WHAT YOU WILL DO: With the pictures left out, copy the listing below exactly.

——

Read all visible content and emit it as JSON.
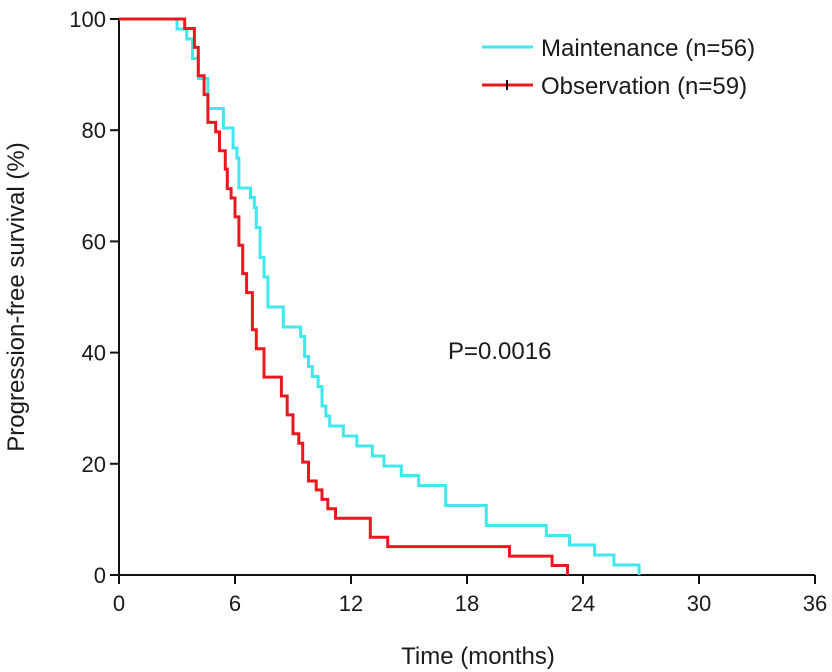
{
  "chart_data": {
    "type": "line",
    "step": true,
    "title": "",
    "xlabel": "Time (months)",
    "ylabel": "Progression-free survival (%)",
    "xlim": [
      0,
      36
    ],
    "ylim": [
      0,
      100
    ],
    "x_ticks": [
      0,
      6,
      12,
      18,
      24,
      30,
      36
    ],
    "y_ticks": [
      0,
      20,
      40,
      60,
      80,
      100
    ],
    "grid": false,
    "legend_position": "top-right",
    "annotation": "P=0.0016",
    "series": [
      {
        "name": "Maintenance (n=56)",
        "color": "#40E8EC",
        "points": [
          [
            0,
            100
          ],
          [
            3.0,
            100
          ],
          [
            3.0,
            98.2
          ],
          [
            3.5,
            98.2
          ],
          [
            3.5,
            96.4
          ],
          [
            3.8,
            96.4
          ],
          [
            3.8,
            92.9
          ],
          [
            4.1,
            92.9
          ],
          [
            4.1,
            89.3
          ],
          [
            4.6,
            89.3
          ],
          [
            4.6,
            83.9
          ],
          [
            5.4,
            83.9
          ],
          [
            5.4,
            80.4
          ],
          [
            5.9,
            80.4
          ],
          [
            5.9,
            76.8
          ],
          [
            6.1,
            76.8
          ],
          [
            6.1,
            75.0
          ],
          [
            6.2,
            75.0
          ],
          [
            6.2,
            69.6
          ],
          [
            6.8,
            69.6
          ],
          [
            6.8,
            67.9
          ],
          [
            7.0,
            67.9
          ],
          [
            7.0,
            66.1
          ],
          [
            7.1,
            66.1
          ],
          [
            7.1,
            62.5
          ],
          [
            7.3,
            62.5
          ],
          [
            7.3,
            57.1
          ],
          [
            7.5,
            57.1
          ],
          [
            7.5,
            53.6
          ],
          [
            7.7,
            53.6
          ],
          [
            7.7,
            48.2
          ],
          [
            8.5,
            48.2
          ],
          [
            8.5,
            44.6
          ],
          [
            9.4,
            44.6
          ],
          [
            9.4,
            42.9
          ],
          [
            9.6,
            42.9
          ],
          [
            9.6,
            39.3
          ],
          [
            9.8,
            39.3
          ],
          [
            9.8,
            37.5
          ],
          [
            10.0,
            37.5
          ],
          [
            10.0,
            35.7
          ],
          [
            10.3,
            35.7
          ],
          [
            10.3,
            33.9
          ],
          [
            10.5,
            33.9
          ],
          [
            10.5,
            30.4
          ],
          [
            10.7,
            30.4
          ],
          [
            10.7,
            28.6
          ],
          [
            10.9,
            28.6
          ],
          [
            10.9,
            26.8
          ],
          [
            11.6,
            26.8
          ],
          [
            11.6,
            25.0
          ],
          [
            12.3,
            25.0
          ],
          [
            12.3,
            23.2
          ],
          [
            13.1,
            23.2
          ],
          [
            13.1,
            21.4
          ],
          [
            13.7,
            21.4
          ],
          [
            13.7,
            19.6
          ],
          [
            14.6,
            19.6
          ],
          [
            14.6,
            17.9
          ],
          [
            15.5,
            17.9
          ],
          [
            15.5,
            16.1
          ],
          [
            16.9,
            16.1
          ],
          [
            16.9,
            12.5
          ],
          [
            19.0,
            12.5
          ],
          [
            19.0,
            8.9
          ],
          [
            22.1,
            8.9
          ],
          [
            22.1,
            7.1
          ],
          [
            23.3,
            7.1
          ],
          [
            23.3,
            5.4
          ],
          [
            24.6,
            5.4
          ],
          [
            24.6,
            3.6
          ],
          [
            25.6,
            3.6
          ],
          [
            25.6,
            1.8
          ],
          [
            26.9,
            1.8
          ],
          [
            26.9,
            0
          ]
        ]
      },
      {
        "name": "Observation (n=59)",
        "color": "#E8191E",
        "points": [
          [
            0,
            100
          ],
          [
            3.4,
            100
          ],
          [
            3.4,
            98.3
          ],
          [
            3.9,
            98.3
          ],
          [
            3.9,
            94.9
          ],
          [
            4.1,
            94.9
          ],
          [
            4.1,
            89.8
          ],
          [
            4.4,
            89.8
          ],
          [
            4.4,
            86.4
          ],
          [
            4.6,
            86.4
          ],
          [
            4.6,
            81.4
          ],
          [
            5.0,
            81.4
          ],
          [
            5.0,
            79.7
          ],
          [
            5.2,
            79.7
          ],
          [
            5.2,
            76.3
          ],
          [
            5.5,
            76.3
          ],
          [
            5.5,
            73.0
          ],
          [
            5.6,
            73.0
          ],
          [
            5.6,
            69.5
          ],
          [
            5.8,
            69.5
          ],
          [
            5.8,
            67.8
          ],
          [
            6.0,
            67.8
          ],
          [
            6.0,
            64.4
          ],
          [
            6.2,
            64.4
          ],
          [
            6.2,
            59.3
          ],
          [
            6.4,
            59.3
          ],
          [
            6.4,
            54.2
          ],
          [
            6.6,
            54.2
          ],
          [
            6.6,
            50.8
          ],
          [
            6.9,
            50.8
          ],
          [
            6.9,
            44.1
          ],
          [
            7.1,
            44.1
          ],
          [
            7.1,
            40.7
          ],
          [
            7.5,
            40.7
          ],
          [
            7.5,
            35.6
          ],
          [
            8.4,
            35.6
          ],
          [
            8.4,
            32.2
          ],
          [
            8.7,
            32.2
          ],
          [
            8.7,
            28.8
          ],
          [
            9.0,
            28.8
          ],
          [
            9.0,
            25.4
          ],
          [
            9.3,
            25.4
          ],
          [
            9.3,
            23.7
          ],
          [
            9.5,
            23.7
          ],
          [
            9.5,
            20.3
          ],
          [
            9.8,
            20.3
          ],
          [
            9.8,
            16.9
          ],
          [
            10.2,
            16.9
          ],
          [
            10.2,
            15.3
          ],
          [
            10.5,
            15.3
          ],
          [
            10.5,
            13.6
          ],
          [
            10.8,
            13.6
          ],
          [
            10.8,
            11.9
          ],
          [
            11.2,
            11.9
          ],
          [
            11.2,
            10.2
          ],
          [
            13.0,
            10.2
          ],
          [
            13.0,
            6.8
          ],
          [
            13.9,
            6.8
          ],
          [
            13.9,
            5.1
          ],
          [
            20.2,
            5.1
          ],
          [
            20.2,
            3.4
          ],
          [
            22.4,
            3.4
          ],
          [
            22.4,
            1.7
          ],
          [
            23.2,
            1.7
          ],
          [
            23.2,
            0
          ]
        ]
      }
    ]
  }
}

——

CORRECT RESULT:
Read all visible content and emit it as JSON.
{
  "chart_data": {
    "type": "line",
    "step": true,
    "title": "",
    "xlabel": "Time (months)",
    "ylabel": "Progression-free survival (%)",
    "xlim": [
      0,
      36
    ],
    "ylim": [
      0,
      100
    ],
    "x_ticks": [
      0,
      6,
      12,
      18,
      24,
      30,
      36
    ],
    "y_ticks": [
      0,
      20,
      40,
      60,
      80,
      100
    ],
    "grid": false,
    "legend_position": "top-right",
    "annotation": "P=0.0016",
    "series": [
      {
        "name": "Maintenance (n=56)",
        "color": "#40E8EC",
        "points": [
          [
            0,
            100
          ],
          [
            3.0,
            100
          ],
          [
            3.0,
            98.2
          ],
          [
            3.5,
            98.2
          ],
          [
            3.5,
            96.4
          ],
          [
            3.8,
            96.4
          ],
          [
            3.8,
            92.9
          ],
          [
            4.1,
            92.9
          ],
          [
            4.1,
            89.3
          ],
          [
            4.6,
            89.3
          ],
          [
            4.6,
            83.9
          ],
          [
            5.4,
            83.9
          ],
          [
            5.4,
            80.4
          ],
          [
            5.9,
            80.4
          ],
          [
            5.9,
            76.8
          ],
          [
            6.1,
            76.8
          ],
          [
            6.1,
            75.0
          ],
          [
            6.2,
            75.0
          ],
          [
            6.2,
            69.6
          ],
          [
            6.8,
            69.6
          ],
          [
            6.8,
            67.9
          ],
          [
            7.0,
            67.9
          ],
          [
            7.0,
            66.1
          ],
          [
            7.1,
            66.1
          ],
          [
            7.1,
            62.5
          ],
          [
            7.3,
            62.5
          ],
          [
            7.3,
            57.1
          ],
          [
            7.5,
            57.1
          ],
          [
            7.5,
            53.6
          ],
          [
            7.7,
            53.6
          ],
          [
            7.7,
            48.2
          ],
          [
            8.5,
            48.2
          ],
          [
            8.5,
            44.6
          ],
          [
            9.4,
            44.6
          ],
          [
            9.4,
            42.9
          ],
          [
            9.6,
            42.9
          ],
          [
            9.6,
            39.3
          ],
          [
            9.8,
            39.3
          ],
          [
            9.8,
            37.5
          ],
          [
            10.0,
            37.5
          ],
          [
            10.0,
            35.7
          ],
          [
            10.3,
            35.7
          ],
          [
            10.3,
            33.9
          ],
          [
            10.5,
            33.9
          ],
          [
            10.5,
            30.4
          ],
          [
            10.7,
            30.4
          ],
          [
            10.7,
            28.6
          ],
          [
            10.9,
            28.6
          ],
          [
            10.9,
            26.8
          ],
          [
            11.6,
            26.8
          ],
          [
            11.6,
            25.0
          ],
          [
            12.3,
            25.0
          ],
          [
            12.3,
            23.2
          ],
          [
            13.1,
            23.2
          ],
          [
            13.1,
            21.4
          ],
          [
            13.7,
            21.4
          ],
          [
            13.7,
            19.6
          ],
          [
            14.6,
            19.6
          ],
          [
            14.6,
            17.9
          ],
          [
            15.5,
            17.9
          ],
          [
            15.5,
            16.1
          ],
          [
            16.9,
            16.1
          ],
          [
            16.9,
            12.5
          ],
          [
            19.0,
            12.5
          ],
          [
            19.0,
            8.9
          ],
          [
            22.1,
            8.9
          ],
          [
            22.1,
            7.1
          ],
          [
            23.3,
            7.1
          ],
          [
            23.3,
            5.4
          ],
          [
            24.6,
            5.4
          ],
          [
            24.6,
            3.6
          ],
          [
            25.6,
            3.6
          ],
          [
            25.6,
            1.8
          ],
          [
            26.9,
            1.8
          ],
          [
            26.9,
            0
          ]
        ]
      },
      {
        "name": "Observation (n=59)",
        "color": "#E8191E",
        "points": [
          [
            0,
            100
          ],
          [
            3.4,
            100
          ],
          [
            3.4,
            98.3
          ],
          [
            3.9,
            98.3
          ],
          [
            3.9,
            94.9
          ],
          [
            4.1,
            94.9
          ],
          [
            4.1,
            89.8
          ],
          [
            4.4,
            89.8
          ],
          [
            4.4,
            86.4
          ],
          [
            4.6,
            86.4
          ],
          [
            4.6,
            81.4
          ],
          [
            5.0,
            81.4
          ],
          [
            5.0,
            79.7
          ],
          [
            5.2,
            79.7
          ],
          [
            5.2,
            76.3
          ],
          [
            5.5,
            76.3
          ],
          [
            5.5,
            73.0
          ],
          [
            5.6,
            73.0
          ],
          [
            5.6,
            69.5
          ],
          [
            5.8,
            69.5
          ],
          [
            5.8,
            67.8
          ],
          [
            6.0,
            67.8
          ],
          [
            6.0,
            64.4
          ],
          [
            6.2,
            64.4
          ],
          [
            6.2,
            59.3
          ],
          [
            6.4,
            59.3
          ],
          [
            6.4,
            54.2
          ],
          [
            6.6,
            54.2
          ],
          [
            6.6,
            50.8
          ],
          [
            6.9,
            50.8
          ],
          [
            6.9,
            44.1
          ],
          [
            7.1,
            44.1
          ],
          [
            7.1,
            40.7
          ],
          [
            7.5,
            40.7
          ],
          [
            7.5,
            35.6
          ],
          [
            8.4,
            35.6
          ],
          [
            8.4,
            32.2
          ],
          [
            8.7,
            32.2
          ],
          [
            8.7,
            28.8
          ],
          [
            9.0,
            28.8
          ],
          [
            9.0,
            25.4
          ],
          [
            9.3,
            25.4
          ],
          [
            9.3,
            23.7
          ],
          [
            9.5,
            23.7
          ],
          [
            9.5,
            20.3
          ],
          [
            9.8,
            20.3
          ],
          [
            9.8,
            16.9
          ],
          [
            10.2,
            16.9
          ],
          [
            10.2,
            15.3
          ],
          [
            10.5,
            15.3
          ],
          [
            10.5,
            13.6
          ],
          [
            10.8,
            13.6
          ],
          [
            10.8,
            11.9
          ],
          [
            11.2,
            11.9
          ],
          [
            11.2,
            10.2
          ],
          [
            13.0,
            10.2
          ],
          [
            13.0,
            6.8
          ],
          [
            13.9,
            6.8
          ],
          [
            13.9,
            5.1
          ],
          [
            20.2,
            5.1
          ],
          [
            20.2,
            3.4
          ],
          [
            22.4,
            3.4
          ],
          [
            22.4,
            1.7
          ],
          [
            23.2,
            1.7
          ],
          [
            23.2,
            0
          ]
        ]
      }
    ]
  }
}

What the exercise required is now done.